WORK REQUIRED » Repeat everything in the material exactly.

------ EXCERPTED DATA ------

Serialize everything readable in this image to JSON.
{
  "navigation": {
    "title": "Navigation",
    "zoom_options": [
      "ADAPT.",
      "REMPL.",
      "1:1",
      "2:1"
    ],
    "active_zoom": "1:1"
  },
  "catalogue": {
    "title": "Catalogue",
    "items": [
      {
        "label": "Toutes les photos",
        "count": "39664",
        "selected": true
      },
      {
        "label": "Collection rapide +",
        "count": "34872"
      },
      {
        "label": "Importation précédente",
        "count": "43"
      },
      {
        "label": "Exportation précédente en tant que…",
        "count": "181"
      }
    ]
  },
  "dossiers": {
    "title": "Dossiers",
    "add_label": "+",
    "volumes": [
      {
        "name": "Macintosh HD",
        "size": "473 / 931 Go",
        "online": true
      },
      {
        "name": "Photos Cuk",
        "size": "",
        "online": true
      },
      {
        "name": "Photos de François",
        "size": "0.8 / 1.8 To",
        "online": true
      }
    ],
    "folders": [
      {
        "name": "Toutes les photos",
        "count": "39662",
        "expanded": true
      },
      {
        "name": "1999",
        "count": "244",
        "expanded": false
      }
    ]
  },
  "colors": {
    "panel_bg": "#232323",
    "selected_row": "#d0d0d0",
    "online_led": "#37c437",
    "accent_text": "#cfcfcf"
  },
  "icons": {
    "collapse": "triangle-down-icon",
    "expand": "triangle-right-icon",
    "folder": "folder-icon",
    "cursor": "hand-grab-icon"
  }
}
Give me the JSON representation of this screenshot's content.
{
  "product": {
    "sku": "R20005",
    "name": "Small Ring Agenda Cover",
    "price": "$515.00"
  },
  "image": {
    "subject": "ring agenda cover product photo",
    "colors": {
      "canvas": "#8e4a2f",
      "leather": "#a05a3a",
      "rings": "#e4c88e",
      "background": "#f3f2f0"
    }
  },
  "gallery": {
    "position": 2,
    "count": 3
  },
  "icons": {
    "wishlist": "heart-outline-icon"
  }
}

------

WORKED SOLUTION »
Serialize everything readable in this image to JSON.
{
  "navigation": {
    "title": "Navigation",
    "zoom_options": [
      "ADAPT.",
      "REMPL.",
      "1:1",
      "2:1"
    ],
    "active_zoom": "1:1"
  },
  "catalogue": {
    "title": "Catalogue",
    "items": [
      {
        "label": "Toutes les photos",
        "count": "39664",
        "selected": true
      },
      {
        "label": "Collection rapide +",
        "count": "34872"
      },
      {
        "label": "Importation précédente",
        "count": "43"
      },
      {
        "label": "Exportation précédente en tant que…",
        "count": "181"
      }
    ]
  },
  "dossiers": {
    "title": "Dossiers",
    "add_label": "+",
    "volumes": [
      {
        "name": "Macintosh HD",
        "size": "473 / 931 Go",
        "online": true
      },
      {
        "name": "Photos Cuk",
        "size": "",
        "online": true
      },
      {
        "name": "Photos de François",
        "size": "0.8 / 1.8 To",
        "online": true
      }
    ],
    "folders": [
      {
        "name": "Toutes les photos",
        "count": "39662",
        "expanded": true
      },
      {
        "name": "1999",
        "count": "244",
        "expanded": false
      }
    ]
  },
  "colors": {
    "panel_bg": "#232323",
    "selected_row": "#d0d0d0",
    "online_led": "#37c437",
    "accent_text": "#cfcfcf"
  },
  "icons": {
    "collapse": "triangle-down-icon",
    "expand": "triangle-right-icon",
    "folder": "folder-icon",
    "cursor": "hand-grab-icon"
  }
}
Give me the JSON representation of this screenshot's content.
{
  "product": {
    "sku": "R20005",
    "name": "Small Ring Agenda Cover",
    "price": "$515.00"
  },
  "image": {
    "subject": "ring agenda cover product photo",
    "colors": {
      "canvas": "#8e4a2f",
      "leather": "#a05a3a",
      "rings": "#e4c88e",
      "background": "#f3f2f0"
    }
  },
  "gallery": {
    "position": 2,
    "count": 3
  },
  "icons": {
    "wishlist": "heart-outline-icon"
  }
}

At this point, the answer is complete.